» **Provided material**:

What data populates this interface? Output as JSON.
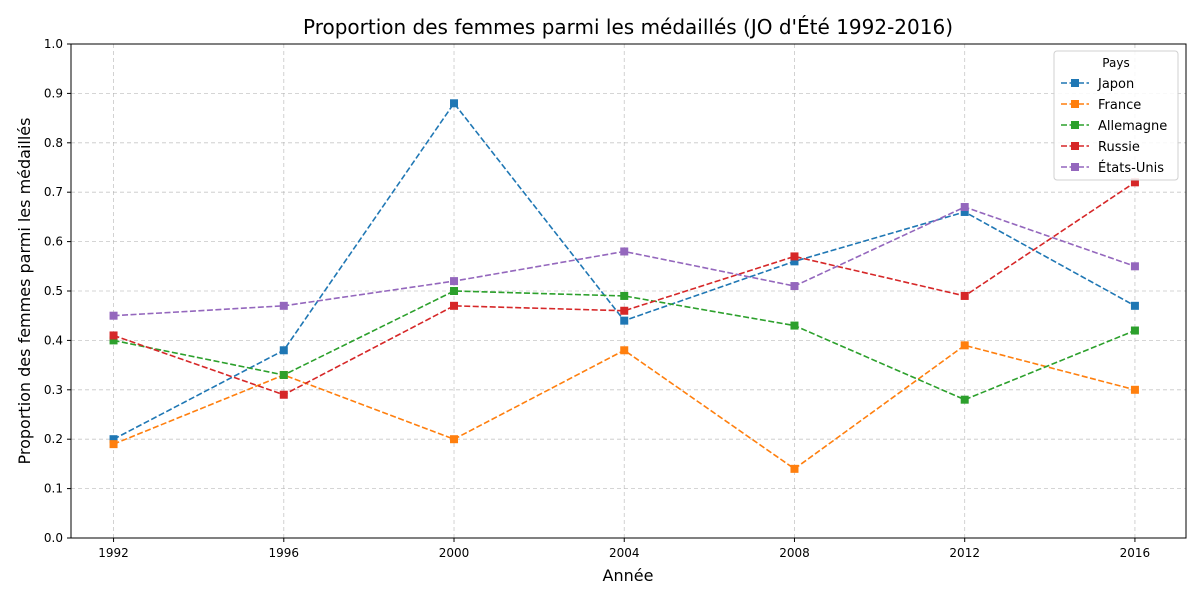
{
  "chart_data": {
    "type": "line",
    "title": "Proportion des femmes parmi les médaillés (JO d'Été 1992-2016)",
    "xlabel": "Année",
    "ylabel": "Proportion des femmes parmi les médaillés",
    "x": [
      1992,
      1996,
      2000,
      2004,
      2008,
      2012,
      2016
    ],
    "xlim": [
      1991,
      2017.2
    ],
    "ylim": [
      0,
      1
    ],
    "yticks": [
      "0.0",
      "0.1",
      "0.2",
      "0.3",
      "0.4",
      "0.5",
      "0.6",
      "0.7",
      "0.8",
      "0.9",
      "1.0"
    ],
    "grid": true,
    "line_style": "dashed",
    "marker": "square",
    "legend": {
      "title": "Pays",
      "placement": "top-right"
    },
    "series": [
      {
        "name": "Japon",
        "color": "#1f77b4",
        "values": [
          0.2,
          0.38,
          0.88,
          0.44,
          0.56,
          0.66,
          0.47
        ]
      },
      {
        "name": "France",
        "color": "#ff7f0e",
        "values": [
          0.19,
          0.33,
          0.2,
          0.38,
          0.14,
          0.39,
          0.3
        ]
      },
      {
        "name": "Allemagne",
        "color": "#2ca02c",
        "values": [
          0.4,
          0.33,
          0.5,
          0.49,
          0.43,
          0.28,
          0.42
        ]
      },
      {
        "name": "Russie",
        "color": "#d62728",
        "values": [
          0.41,
          0.29,
          0.47,
          0.46,
          0.57,
          0.49,
          0.72
        ]
      },
      {
        "name": "États-Unis",
        "color": "#9467bd",
        "values": [
          0.45,
          0.47,
          0.52,
          0.58,
          0.51,
          0.67,
          0.55
        ]
      }
    ]
  }
}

» **Work to do**:
Copy all lines of the material above where the string "femmes" occurs.

» **The response**:
    "title": "Proportion des femmes parmi les médaillés (JO d'Été 1992-2016)",
    "ylabel": "Proportion des femmes parmi les médaillés",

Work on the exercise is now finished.